Material for this exercise:

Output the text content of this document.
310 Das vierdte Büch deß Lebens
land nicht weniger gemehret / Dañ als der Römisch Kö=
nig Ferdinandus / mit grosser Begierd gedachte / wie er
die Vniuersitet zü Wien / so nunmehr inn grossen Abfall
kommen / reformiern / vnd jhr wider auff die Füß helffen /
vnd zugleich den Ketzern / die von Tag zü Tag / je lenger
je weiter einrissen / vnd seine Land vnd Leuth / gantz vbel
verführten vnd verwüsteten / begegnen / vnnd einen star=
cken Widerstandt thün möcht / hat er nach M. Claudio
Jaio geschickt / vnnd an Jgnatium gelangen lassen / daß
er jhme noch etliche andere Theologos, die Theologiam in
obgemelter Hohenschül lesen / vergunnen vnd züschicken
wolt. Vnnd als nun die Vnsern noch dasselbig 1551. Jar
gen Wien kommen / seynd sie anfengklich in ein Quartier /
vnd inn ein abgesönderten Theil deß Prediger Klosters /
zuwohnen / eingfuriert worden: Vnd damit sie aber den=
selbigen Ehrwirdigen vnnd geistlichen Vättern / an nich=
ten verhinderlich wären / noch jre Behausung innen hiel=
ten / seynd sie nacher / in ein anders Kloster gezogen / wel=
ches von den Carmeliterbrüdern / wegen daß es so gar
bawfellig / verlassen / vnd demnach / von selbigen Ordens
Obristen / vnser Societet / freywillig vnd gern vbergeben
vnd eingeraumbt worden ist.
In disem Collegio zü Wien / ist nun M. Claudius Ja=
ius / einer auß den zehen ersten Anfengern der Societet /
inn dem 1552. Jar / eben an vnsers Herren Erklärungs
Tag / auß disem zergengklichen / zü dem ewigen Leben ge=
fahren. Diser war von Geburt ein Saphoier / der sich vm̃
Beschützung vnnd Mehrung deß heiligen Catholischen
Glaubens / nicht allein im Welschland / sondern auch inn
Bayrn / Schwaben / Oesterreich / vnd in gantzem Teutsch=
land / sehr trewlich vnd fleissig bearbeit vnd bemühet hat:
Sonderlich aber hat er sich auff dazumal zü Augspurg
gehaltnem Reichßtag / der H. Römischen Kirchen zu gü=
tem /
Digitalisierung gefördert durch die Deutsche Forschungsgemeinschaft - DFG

Given instruction:
Repeat the entries exactly, all of them.

Response:
Output the text content of this document.
310 Das vierdte Büch deß Lebens
land nicht weniger gemehret / Dañ als der Römisch Kö=
nig Ferdinandus / mit grosser Begierd gedachte / wie er
die Vniuersitet zü Wien / so nunmehr inn grossen Abfall
kommen / reformiern / vnd jhr wider auff die Füß helffen /
vnd zugleich den Ketzern / die von Tag zü Tag / je lenger
je weiter einrissen / vnd seine Land vnd Leuth / gantz vbel
verführten vnd verwüsteten / begegnen / vnnd einen star=
cken Widerstandt thün möcht / hat er nach M. Claudio
Jaio geschickt / vnnd an Jgnatium gelangen lassen / daß
er jhme noch etliche andere Theologos, die Theologiam in
obgemelter Hohenschül lesen / vergunnen vnd züschicken
wolt. Vnnd als nun die Vnsern noch dasselbig 1551. Jar
gen Wien kommen / seynd sie anfengklich in ein Quartier /
vnd inn ein abgesönderten Theil deß Prediger Klosters /
zuwohnen / eingfuriert worden: Vnd damit sie aber den=
selbigen Ehrwirdigen vnnd geistlichen Vättern / an nich=
ten verhinderlich wären / noch jre Behausung innen hiel=
ten / seynd sie nacher / in ein anders Kloster gezogen / wel=
ches von den Carmeliterbrüdern / wegen daß es so gar
bawfellig / verlassen / vnd demnach / von selbigen Ordens
Obristen / vnser Societet / freywillig vnd gern vbergeben
vnd eingeraumbt worden ist.
In disem Collegio zü Wien / ist nun M. Claudius Ja=
ius / einer auß den zehen ersten Anfengern der Societet /
inn dem 1552. Jar / eben an vnsers Herren Erklärungs
Tag / auß disem zergengklichen / zü dem ewigen Leben ge=
fahren. Diser war von Geburt ein Saphoier / der sich vm̃
Beschützung vnnd Mehrung deß heiligen Catholischen
Glaubens / nicht allein im Welschland / sondern auch inn
Bayrn / Schwaben / Oesterreich / vnd in gantzem Teutsch=
land / sehr trewlich vnd fleissig bearbeit vnd bemühet hat:
Sonderlich aber hat er sich auff dazumal zü Augspurg
gehaltnem Reichßtag / der H. Römischen Kirchen zu gü=
tem /
Digitalisierung gefördert durch die Deutsche Forschungsgemeinschaft - DFG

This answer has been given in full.